**What you need to do**
Keep the pictures out of the copy and print all the entries below exactly.

**Records for this exercise**
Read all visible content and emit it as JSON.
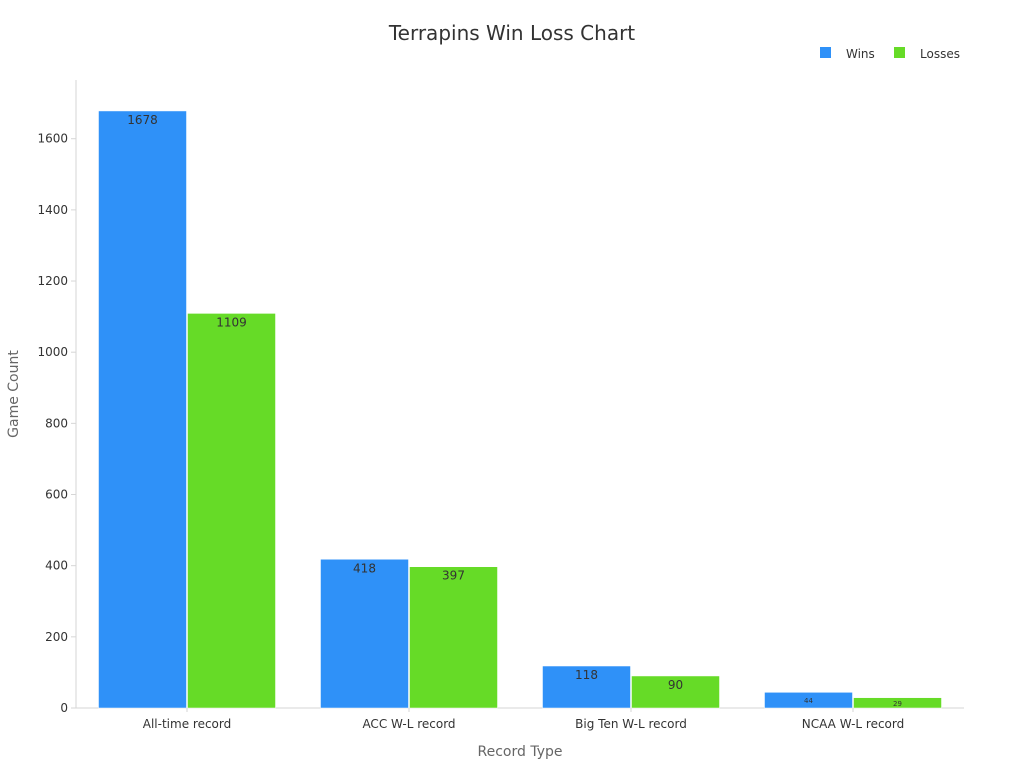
{
  "chart_data": {
    "type": "bar",
    "title": "Terrapins Win Loss Chart",
    "xlabel": "Record Type",
    "ylabel": "Game Count",
    "categories": [
      "All-time record",
      "ACC W-L record",
      "Big Ten W-L record",
      "NCAA W-L record"
    ],
    "series": [
      {
        "name": "Wins",
        "color": "#2f91f8",
        "values": [
          1678,
          418,
          118,
          44
        ]
      },
      {
        "name": "Losses",
        "color": "#66db27",
        "values": [
          1109,
          397,
          90,
          29
        ]
      }
    ],
    "yticks": [
      0,
      200,
      400,
      600,
      800,
      1000,
      1200,
      1400,
      1600
    ],
    "ylim": [
      0,
      1765
    ],
    "grid": false,
    "legend_position": "top-right"
  }
}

**The solution**
Read all visible content and emit it as JSON.
{
  "chart_data": {
    "type": "bar",
    "title": "Terrapins Win Loss Chart",
    "xlabel": "Record Type",
    "ylabel": "Game Count",
    "categories": [
      "All-time record",
      "ACC W-L record",
      "Big Ten W-L record",
      "NCAA W-L record"
    ],
    "series": [
      {
        "name": "Wins",
        "color": "#2f91f8",
        "values": [
          1678,
          418,
          118,
          44
        ]
      },
      {
        "name": "Losses",
        "color": "#66db27",
        "values": [
          1109,
          397,
          90,
          29
        ]
      }
    ],
    "yticks": [
      0,
      200,
      400,
      600,
      800,
      1000,
      1200,
      1400,
      1600
    ],
    "ylim": [
      0,
      1765
    ],
    "grid": false,
    "legend_position": "top-right"
  }
}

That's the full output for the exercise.